• [WHAT IS ASKED]: The data below should be printed in full, exactly, and without any of its images.

• [MATERIAL FOR THIS TASK]:
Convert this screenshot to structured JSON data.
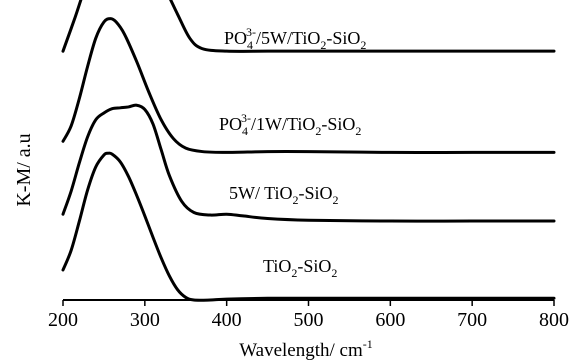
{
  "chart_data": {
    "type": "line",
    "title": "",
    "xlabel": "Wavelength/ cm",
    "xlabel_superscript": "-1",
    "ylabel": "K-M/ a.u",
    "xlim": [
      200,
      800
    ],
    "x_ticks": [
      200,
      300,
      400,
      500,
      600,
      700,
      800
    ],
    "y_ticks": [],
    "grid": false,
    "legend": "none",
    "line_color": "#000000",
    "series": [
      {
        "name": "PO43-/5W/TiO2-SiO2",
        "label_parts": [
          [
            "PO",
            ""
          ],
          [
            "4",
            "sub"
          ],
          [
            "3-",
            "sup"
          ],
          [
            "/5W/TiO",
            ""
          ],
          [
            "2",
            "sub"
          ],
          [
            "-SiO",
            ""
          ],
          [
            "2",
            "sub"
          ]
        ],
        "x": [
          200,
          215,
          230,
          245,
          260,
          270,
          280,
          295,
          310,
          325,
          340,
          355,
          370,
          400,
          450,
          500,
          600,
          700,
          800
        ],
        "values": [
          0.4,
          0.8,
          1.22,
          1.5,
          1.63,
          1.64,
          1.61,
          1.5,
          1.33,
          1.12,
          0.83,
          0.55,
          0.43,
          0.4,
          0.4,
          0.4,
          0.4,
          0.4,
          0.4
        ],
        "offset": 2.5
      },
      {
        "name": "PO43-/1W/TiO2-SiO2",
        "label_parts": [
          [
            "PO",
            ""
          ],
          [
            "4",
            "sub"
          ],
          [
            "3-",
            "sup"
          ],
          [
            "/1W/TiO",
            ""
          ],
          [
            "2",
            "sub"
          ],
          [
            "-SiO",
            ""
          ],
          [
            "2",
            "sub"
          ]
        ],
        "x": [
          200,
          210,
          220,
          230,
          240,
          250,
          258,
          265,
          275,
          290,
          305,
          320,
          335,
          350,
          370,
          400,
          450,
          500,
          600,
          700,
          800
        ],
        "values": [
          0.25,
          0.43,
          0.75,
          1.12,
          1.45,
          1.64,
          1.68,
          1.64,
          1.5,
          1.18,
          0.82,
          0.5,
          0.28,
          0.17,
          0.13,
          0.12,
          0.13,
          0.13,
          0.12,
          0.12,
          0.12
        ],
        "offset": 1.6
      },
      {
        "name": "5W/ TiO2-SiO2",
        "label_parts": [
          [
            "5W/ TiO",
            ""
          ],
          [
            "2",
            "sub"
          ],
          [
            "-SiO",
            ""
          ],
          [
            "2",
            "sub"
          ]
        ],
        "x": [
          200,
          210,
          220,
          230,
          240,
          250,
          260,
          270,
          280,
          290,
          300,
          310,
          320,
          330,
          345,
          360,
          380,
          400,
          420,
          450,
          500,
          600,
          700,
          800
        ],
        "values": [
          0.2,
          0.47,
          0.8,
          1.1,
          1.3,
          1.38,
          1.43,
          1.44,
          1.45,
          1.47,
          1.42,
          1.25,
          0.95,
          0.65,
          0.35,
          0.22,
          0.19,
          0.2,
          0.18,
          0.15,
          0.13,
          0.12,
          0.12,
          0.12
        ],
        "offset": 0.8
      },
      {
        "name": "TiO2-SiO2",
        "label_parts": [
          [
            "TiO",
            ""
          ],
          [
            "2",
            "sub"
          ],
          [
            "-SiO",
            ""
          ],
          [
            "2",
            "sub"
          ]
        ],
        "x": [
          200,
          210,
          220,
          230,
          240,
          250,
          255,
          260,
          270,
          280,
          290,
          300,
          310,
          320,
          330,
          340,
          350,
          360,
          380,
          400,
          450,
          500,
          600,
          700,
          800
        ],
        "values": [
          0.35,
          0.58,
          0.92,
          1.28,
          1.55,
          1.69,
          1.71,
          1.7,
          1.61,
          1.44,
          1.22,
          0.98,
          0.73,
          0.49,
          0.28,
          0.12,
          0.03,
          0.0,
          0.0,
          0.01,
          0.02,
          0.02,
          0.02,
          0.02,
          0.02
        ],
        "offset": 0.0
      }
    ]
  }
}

• [RESPONSE BELOW]:
Convert this screenshot to structured JSON data.
{
  "chart_data": {
    "type": "line",
    "title": "",
    "xlabel": "Wavelength/ cm",
    "xlabel_superscript": "-1",
    "ylabel": "K-M/ a.u",
    "xlim": [
      200,
      800
    ],
    "x_ticks": [
      200,
      300,
      400,
      500,
      600,
      700,
      800
    ],
    "y_ticks": [],
    "grid": false,
    "legend": "none",
    "line_color": "#000000",
    "series": [
      {
        "name": "PO43-/5W/TiO2-SiO2",
        "label_parts": [
          [
            "PO",
            ""
          ],
          [
            "4",
            "sub"
          ],
          [
            "3-",
            "sup"
          ],
          [
            "/5W/TiO",
            ""
          ],
          [
            "2",
            "sub"
          ],
          [
            "-SiO",
            ""
          ],
          [
            "2",
            "sub"
          ]
        ],
        "x": [
          200,
          215,
          230,
          245,
          260,
          270,
          280,
          295,
          310,
          325,
          340,
          355,
          370,
          400,
          450,
          500,
          600,
          700,
          800
        ],
        "values": [
          0.4,
          0.8,
          1.22,
          1.5,
          1.63,
          1.64,
          1.61,
          1.5,
          1.33,
          1.12,
          0.83,
          0.55,
          0.43,
          0.4,
          0.4,
          0.4,
          0.4,
          0.4,
          0.4
        ],
        "offset": 2.5
      },
      {
        "name": "PO43-/1W/TiO2-SiO2",
        "label_parts": [
          [
            "PO",
            ""
          ],
          [
            "4",
            "sub"
          ],
          [
            "3-",
            "sup"
          ],
          [
            "/1W/TiO",
            ""
          ],
          [
            "2",
            "sub"
          ],
          [
            "-SiO",
            ""
          ],
          [
            "2",
            "sub"
          ]
        ],
        "x": [
          200,
          210,
          220,
          230,
          240,
          250,
          258,
          265,
          275,
          290,
          305,
          320,
          335,
          350,
          370,
          400,
          450,
          500,
          600,
          700,
          800
        ],
        "values": [
          0.25,
          0.43,
          0.75,
          1.12,
          1.45,
          1.64,
          1.68,
          1.64,
          1.5,
          1.18,
          0.82,
          0.5,
          0.28,
          0.17,
          0.13,
          0.12,
          0.13,
          0.13,
          0.12,
          0.12,
          0.12
        ],
        "offset": 1.6
      },
      {
        "name": "5W/ TiO2-SiO2",
        "label_parts": [
          [
            "5W/ TiO",
            ""
          ],
          [
            "2",
            "sub"
          ],
          [
            "-SiO",
            ""
          ],
          [
            "2",
            "sub"
          ]
        ],
        "x": [
          200,
          210,
          220,
          230,
          240,
          250,
          260,
          270,
          280,
          290,
          300,
          310,
          320,
          330,
          345,
          360,
          380,
          400,
          420,
          450,
          500,
          600,
          700,
          800
        ],
        "values": [
          0.2,
          0.47,
          0.8,
          1.1,
          1.3,
          1.38,
          1.43,
          1.44,
          1.45,
          1.47,
          1.42,
          1.25,
          0.95,
          0.65,
          0.35,
          0.22,
          0.19,
          0.2,
          0.18,
          0.15,
          0.13,
          0.12,
          0.12,
          0.12
        ],
        "offset": 0.8
      },
      {
        "name": "TiO2-SiO2",
        "label_parts": [
          [
            "TiO",
            ""
          ],
          [
            "2",
            "sub"
          ],
          [
            "-SiO",
            ""
          ],
          [
            "2",
            "sub"
          ]
        ],
        "x": [
          200,
          210,
          220,
          230,
          240,
          250,
          255,
          260,
          270,
          280,
          290,
          300,
          310,
          320,
          330,
          340,
          350,
          360,
          380,
          400,
          450,
          500,
          600,
          700,
          800
        ],
        "values": [
          0.35,
          0.58,
          0.92,
          1.28,
          1.55,
          1.69,
          1.71,
          1.7,
          1.61,
          1.44,
          1.22,
          0.98,
          0.73,
          0.49,
          0.28,
          0.12,
          0.03,
          0.0,
          0.0,
          0.01,
          0.02,
          0.02,
          0.02,
          0.02,
          0.02
        ],
        "offset": 0.0
      }
    ]
  }
}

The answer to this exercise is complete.